Recorded data
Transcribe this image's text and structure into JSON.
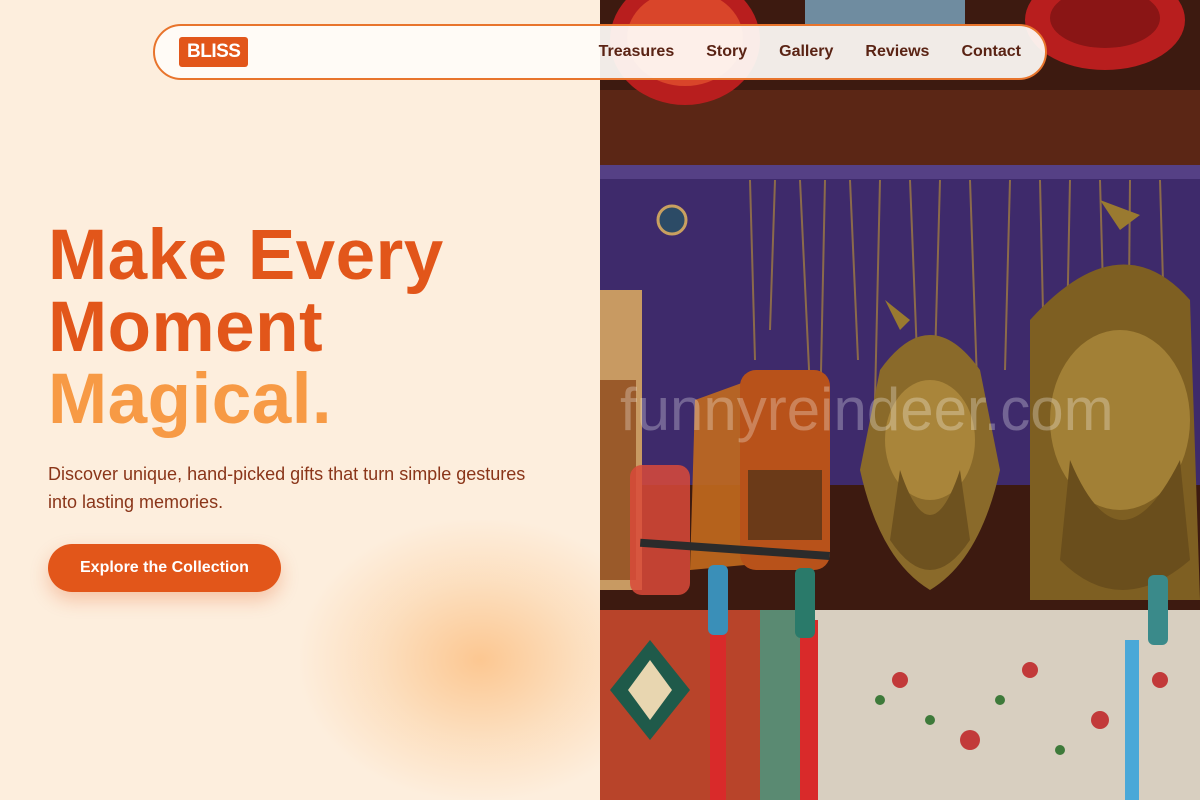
{
  "brand": {
    "logo": "BLISS"
  },
  "nav": {
    "links": [
      "Treasures",
      "Story",
      "Gallery",
      "Reviews",
      "Contact"
    ]
  },
  "hero": {
    "line1": "Make Every",
    "line2": "Moment",
    "line3": "Magical.",
    "subtitle": "Discover unique, hand-picked gifts that turn simple gestures into lasting memories.",
    "cta": "Explore the Collection"
  },
  "image": {
    "watermark": "funnyreindeer.com"
  },
  "colors": {
    "accent": "#e2561a",
    "accent_light": "#f79a45",
    "background": "#fdeedd",
    "text_dark": "#5a2314"
  }
}
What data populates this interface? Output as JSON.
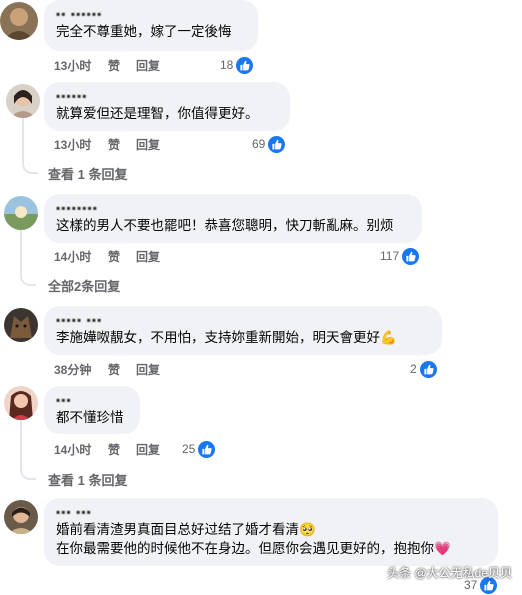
{
  "comments": [
    {
      "author": "▪▪ ▪▪▪▪▪▪",
      "text": [
        "完全不尊重她，嫁了一定後悔"
      ],
      "time": "13小时",
      "like_label": "赞",
      "reply_label": "回复",
      "likes": "18"
    },
    {
      "author": "▪▪▪▪▪▪",
      "text": [
        "就算爱但还是理智，你值得更好。"
      ],
      "time": "13小时",
      "like_label": "赞",
      "reply_label": "回复",
      "likes": "69",
      "view_replies": "查看 1 条回复"
    },
    {
      "author": "▪▪▪▪▪▪▪▪",
      "text": [
        "这樣的男人不要也罷吧！恭喜您聰明，快刀斬亂麻。别烦"
      ],
      "time": "14小时",
      "like_label": "赞",
      "reply_label": "回复",
      "likes": "117",
      "view_replies": "全部2条回复"
    },
    {
      "author": "▪▪▪▪▪ ▪▪▪",
      "text": [
        "李施嬅呶靚女，不用怕，支持妳重新開始，明天會更好"
      ],
      "emoji": "💪",
      "time": "38分钟",
      "like_label": "赞",
      "reply_label": "回复",
      "likes": "2"
    },
    {
      "author": "▪▪▪",
      "text": [
        "都不懂珍惜"
      ],
      "time": "14小时",
      "like_label": "赞",
      "reply_label": "回复",
      "likes": "25",
      "view_replies": "查看 1 条回复"
    },
    {
      "author": "▪▪▪ ▪▪▪",
      "text": [
        "婚前看清渣男真面目总好过结了婚才看清",
        "在你最需要他的时候他不在身边。但愿你会遇见更好的，抱抱你"
      ],
      "emoji_line1": "🥺",
      "emoji_line2": "💗",
      "likes": "37"
    }
  ],
  "watermark": "头条 @大公无私de贝贝",
  "colors": {
    "like_blue": "#1877f2",
    "bubble_bg": "#f0f2f5",
    "meta_gray": "#65676b"
  }
}
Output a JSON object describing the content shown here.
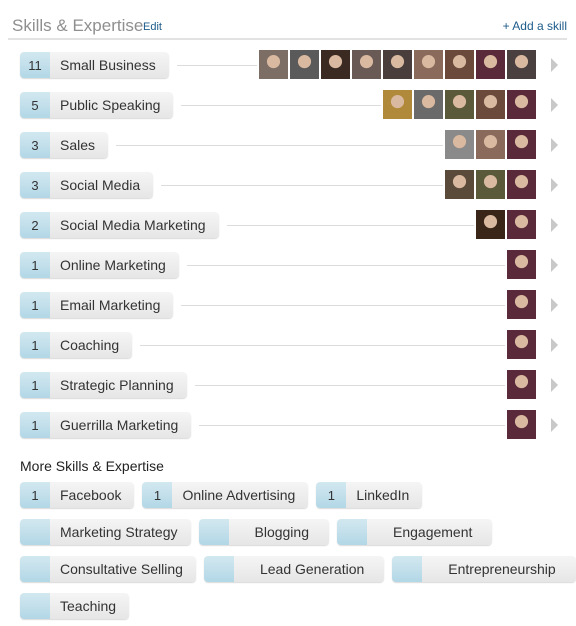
{
  "header": {
    "title": "Skills & Expertise",
    "edit_label": "Edit",
    "add_skill_label": "+ Add a skill"
  },
  "skills": [
    {
      "count": "11",
      "name": "Small Business",
      "avatars": [
        "#7c6e65",
        "#5a5a5a",
        "#3a2a22",
        "#6a5a55",
        "#4a3e3c",
        "#8a6a5a",
        "#6b4a3c",
        "#5a2a3a",
        "#4a4040"
      ]
    },
    {
      "count": "5",
      "name": "Public Speaking",
      "avatars": [
        "#b08a3a",
        "#6a6a6a",
        "#5a5a3a",
        "#6b4a3c",
        "#5a2a3a"
      ]
    },
    {
      "count": "3",
      "name": "Sales",
      "avatars": [
        "#8a8a8a",
        "#8a6a5a",
        "#5a2a3a"
      ]
    },
    {
      "count": "3",
      "name": "Social Media",
      "avatars": [
        "#5a4a3a",
        "#5a5a3a",
        "#5a2a3a"
      ]
    },
    {
      "count": "2",
      "name": "Social Media Marketing",
      "avatars": [
        "#3a2618",
        "#5a2a3a"
      ]
    },
    {
      "count": "1",
      "name": "Online Marketing",
      "avatars": [
        "#5a2a3a"
      ]
    },
    {
      "count": "1",
      "name": "Email Marketing",
      "avatars": [
        "#5a2a3a"
      ]
    },
    {
      "count": "1",
      "name": "Coaching",
      "avatars": [
        "#5a2a3a"
      ]
    },
    {
      "count": "1",
      "name": "Strategic Planning",
      "avatars": [
        "#5a2a3a"
      ]
    },
    {
      "count": "1",
      "name": "Guerrilla Marketing",
      "avatars": [
        "#5a2a3a"
      ]
    }
  ],
  "more": {
    "title": "More Skills & Expertise",
    "rows": [
      [
        {
          "count": "1",
          "name": "Facebook"
        },
        {
          "count": "1",
          "name": "Online Advertising"
        },
        {
          "count": "1",
          "name": "LinkedIn"
        }
      ],
      [
        {
          "count": "",
          "name": "Marketing Strategy"
        },
        {
          "count": "",
          "name": "Blogging"
        },
        {
          "count": "",
          "name": "Engagement"
        }
      ],
      [
        {
          "count": "",
          "name": "Consultative Selling"
        },
        {
          "count": "",
          "name": "Lead Generation"
        },
        {
          "count": "",
          "name": "Entrepreneurship"
        }
      ],
      [
        {
          "count": "",
          "name": "Teaching"
        }
      ]
    ]
  },
  "colors": {
    "accent_link": "#1c5b8a",
    "count_bg": "#b2d7e6"
  }
}
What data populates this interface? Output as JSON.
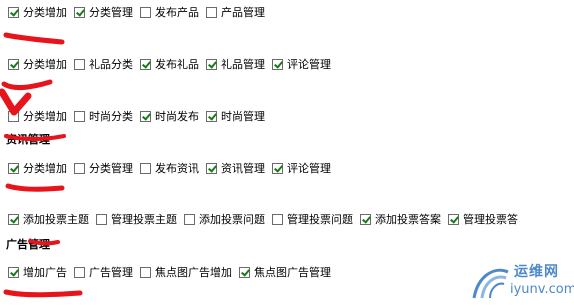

Task instructions
Give all the entries again exactly, dropping each picture.

Output
Transcribe this image's text and structure into JSON.
{
  "brand": {
    "logo": "BLISS"
  },
  "nav": {
    "links": [
      "Treasures",
      "Story",
      "Gallery",
      "Reviews",
      "Contact"
    ]
  },
  "hero": {
    "line1": "Make Every",
    "line2": "Moment",
    "line3": "Magical.",
    "subtitle": "Discover unique, hand-picked gifts that turn simple gestures into lasting memories.",
    "cta": "Explore the Collection"
  },
  "image": {
    "watermark": "funnyreindeer.com"
  },
  "colors": {
    "accent": "#e2561a",
    "accent_light": "#f79a45",
    "background": "#fdeedd",
    "text_dark": "#5a2314"
  }
}
What data populates this interface? Output as JSON.
{
  "comments": [
    {
      "author": "▪▪ ▪▪▪▪▪▪",
      "text": [
        "完全不尊重她，嫁了一定後悔"
      ],
      "time": "13小时",
      "like_label": "赞",
      "reply_label": "回复",
      "likes": "18"
    },
    {
      "author": "▪▪▪▪▪▪",
      "text": [
        "就算爱但还是理智，你值得更好。"
      ],
      "time": "13小时",
      "like_label": "赞",
      "reply_label": "回复",
      "likes": "69",
      "view_replies": "查看 1 条回复"
    },
    {
      "author": "▪▪▪▪▪▪▪▪",
      "text": [
        "这樣的男人不要也罷吧！恭喜您聰明，快刀斬亂麻。别烦"
      ],
      "time": "14小时",
      "like_label": "赞",
      "reply_label": "回复",
      "likes": "117",
      "view_replies": "全部2条回复"
    },
    {
      "author": "▪▪▪▪▪ ▪▪▪",
      "text": [
        "李施嬅呶靚女，不用怕，支持妳重新開始，明天會更好"
      ],
      "emoji": "💪",
      "time": "38分钟",
      "like_label": "赞",
      "reply_label": "回复",
      "likes": "2"
    },
    {
      "author": "▪▪▪",
      "text": [
        "都不懂珍惜"
      ],
      "time": "14小时",
      "like_label": "赞",
      "reply_label": "回复",
      "likes": "25",
      "view_replies": "查看 1 条回复"
    },
    {
      "author": "▪▪▪ ▪▪▪",
      "text": [
        "婚前看清渣男真面目总好过结了婚才看清",
        "在你最需要他的时候他不在身边。但愿你会遇见更好的，抱抱你"
      ],
      "emoji_line1": "🥺",
      "emoji_line2": "💗",
      "likes": "37"
    }
  ],
  "watermark": "头条 @大公无私de贝贝",
  "colors": {
    "like_blue": "#1877f2",
    "bubble_bg": "#f0f2f5",
    "meta_gray": "#65676b"
  }
}
Output a JSON object describing the content shown here.
{
  "header": {
    "title": "Skills & Expertise",
    "edit_label": "Edit",
    "add_skill_label": "+ Add a skill"
  },
  "skills": [
    {
      "count": "11",
      "name": "Small Business",
      "avatars": [
        "#7c6e65",
        "#5a5a5a",
        "#3a2a22",
        "#6a5a55",
        "#4a3e3c",
        "#8a6a5a",
        "#6b4a3c",
        "#5a2a3a",
        "#4a4040"
      ]
    },
    {
      "count": "5",
      "name": "Public Speaking",
      "avatars": [
        "#b08a3a",
        "#6a6a6a",
        "#5a5a3a",
        "#6b4a3c",
        "#5a2a3a"
      ]
    },
    {
      "count": "3",
      "name": "Sales",
      "avatars": [
        "#8a8a8a",
        "#8a6a5a",
        "#5a2a3a"
      ]
    },
    {
      "count": "3",
      "name": "Social Media",
      "avatars": [
        "#5a4a3a",
        "#5a5a3a",
        "#5a2a3a"
      ]
    },
    {
      "count": "2",
      "name": "Social Media Marketing",
      "avatars": [
        "#3a2618",
        "#5a2a3a"
      ]
    },
    {
      "count": "1",
      "name": "Online Marketing",
      "avatars": [
        "#5a2a3a"
      ]
    },
    {
      "count": "1",
      "name": "Email Marketing",
      "avatars": [
        "#5a2a3a"
      ]
    },
    {
      "count": "1",
      "name": "Coaching",
      "avatars": [
        "#5a2a3a"
      ]
    },
    {
      "count": "1",
      "name": "Strategic Planning",
      "avatars": [
        "#5a2a3a"
      ]
    },
    {
      "count": "1",
      "name": "Guerrilla Marketing",
      "avatars": [
        "#5a2a3a"
      ]
    }
  ],
  "more": {
    "title": "More Skills & Expertise",
    "rows": [
      [
        {
          "count": "1",
          "name": "Facebook"
        },
        {
          "count": "1",
          "name": "Online Advertising"
        },
        {
          "count": "1",
          "name": "LinkedIn"
        }
      ],
      [
        {
          "count": "",
          "name": "Marketing Strategy"
        },
        {
          "count": "",
          "name": "Blogging"
        },
        {
          "count": "",
          "name": "Engagement"
        }
      ],
      [
        {
          "count": "",
          "name": "Consultative Selling"
        },
        {
          "count": "",
          "name": "Lead Generation"
        },
        {
          "count": "",
          "name": "Entrepreneurship"
        }
      ],
      [
        {
          "count": "",
          "name": "Teaching"
        }
      ]
    ]
  },
  "colors": {
    "accent_link": "#1c5b8a",
    "count_bg": "#b2d7e6"
  }
}
What data populates this interface? Output as JSON.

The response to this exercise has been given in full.